───── Supplied records ─────
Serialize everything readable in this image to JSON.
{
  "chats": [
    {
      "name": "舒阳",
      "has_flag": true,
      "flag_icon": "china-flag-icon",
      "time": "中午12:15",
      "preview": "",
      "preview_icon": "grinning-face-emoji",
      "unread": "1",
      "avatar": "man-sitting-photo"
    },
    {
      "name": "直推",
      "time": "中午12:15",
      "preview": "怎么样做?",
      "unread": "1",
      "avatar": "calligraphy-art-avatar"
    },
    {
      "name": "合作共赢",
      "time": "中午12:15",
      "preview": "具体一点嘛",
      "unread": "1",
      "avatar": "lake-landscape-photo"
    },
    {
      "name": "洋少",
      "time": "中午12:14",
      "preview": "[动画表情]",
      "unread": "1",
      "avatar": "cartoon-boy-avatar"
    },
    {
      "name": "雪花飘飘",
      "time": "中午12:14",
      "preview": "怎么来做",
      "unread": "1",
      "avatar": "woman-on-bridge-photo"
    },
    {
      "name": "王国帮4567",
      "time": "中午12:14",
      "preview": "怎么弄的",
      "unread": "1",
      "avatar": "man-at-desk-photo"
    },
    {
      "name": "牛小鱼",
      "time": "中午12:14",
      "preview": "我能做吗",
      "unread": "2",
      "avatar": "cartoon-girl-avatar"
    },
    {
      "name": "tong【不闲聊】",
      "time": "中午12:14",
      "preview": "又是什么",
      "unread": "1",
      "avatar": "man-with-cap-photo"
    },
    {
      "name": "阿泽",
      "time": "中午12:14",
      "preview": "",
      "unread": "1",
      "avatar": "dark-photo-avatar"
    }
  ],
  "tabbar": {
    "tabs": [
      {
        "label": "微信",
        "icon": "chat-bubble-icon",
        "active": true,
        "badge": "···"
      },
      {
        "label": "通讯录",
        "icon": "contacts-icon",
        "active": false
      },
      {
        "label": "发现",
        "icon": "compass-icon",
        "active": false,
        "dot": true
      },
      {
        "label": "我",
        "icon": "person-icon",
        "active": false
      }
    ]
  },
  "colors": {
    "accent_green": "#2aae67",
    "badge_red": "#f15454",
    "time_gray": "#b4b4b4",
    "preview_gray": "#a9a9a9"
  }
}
─────
** What is needed **
Set down the entries above again, word for word.

** Result below **
Serialize everything readable in this image to JSON.
{
  "chats": [
    {
      "name": "舒阳",
      "has_flag": true,
      "flag_icon": "china-flag-icon",
      "time": "中午12:15",
      "preview": "",
      "preview_icon": "grinning-face-emoji",
      "unread": "1",
      "avatar": "man-sitting-photo"
    },
    {
      "name": "直推",
      "time": "中午12:15",
      "preview": "怎么样做?",
      "unread": "1",
      "avatar": "calligraphy-art-avatar"
    },
    {
      "name": "合作共赢",
      "time": "中午12:15",
      "preview": "具体一点嘛",
      "unread": "1",
      "avatar": "lake-landscape-photo"
    },
    {
      "name": "洋少",
      "time": "中午12:14",
      "preview": "[动画表情]",
      "unread": "1",
      "avatar": "cartoon-boy-avatar"
    },
    {
      "name": "雪花飘飘",
      "time": "中午12:14",
      "preview": "怎么来做",
      "unread": "1",
      "avatar": "woman-on-bridge-photo"
    },
    {
      "name": "王国帮4567",
      "time": "中午12:14",
      "preview": "怎么弄的",
      "unread": "1",
      "avatar": "man-at-desk-photo"
    },
    {
      "name": "牛小鱼",
      "time": "中午12:14",
      "preview": "我能做吗",
      "unread": "2",
      "avatar": "cartoon-girl-avatar"
    },
    {
      "name": "tong【不闲聊】",
      "time": "中午12:14",
      "preview": "又是什么",
      "unread": "1",
      "avatar": "man-with-cap-photo"
    },
    {
      "name": "阿泽",
      "time": "中午12:14",
      "preview": "",
      "unread": "1",
      "avatar": "dark-photo-avatar"
    }
  ],
  "tabbar": {
    "tabs": [
      {
        "label": "微信",
        "icon": "chat-bubble-icon",
        "active": true,
        "badge": "···"
      },
      {
        "label": "通讯录",
        "icon": "contacts-icon",
        "active": false
      },
      {
        "label": "发现",
        "icon": "compass-icon",
        "active": false,
        "dot": true
      },
      {
        "label": "我",
        "icon": "person-icon",
        "active": false
      }
    ]
  },
  "colors": {
    "accent_green": "#2aae67",
    "badge_red": "#f15454",
    "time_gray": "#b4b4b4",
    "preview_gray": "#a9a9a9"
  }
}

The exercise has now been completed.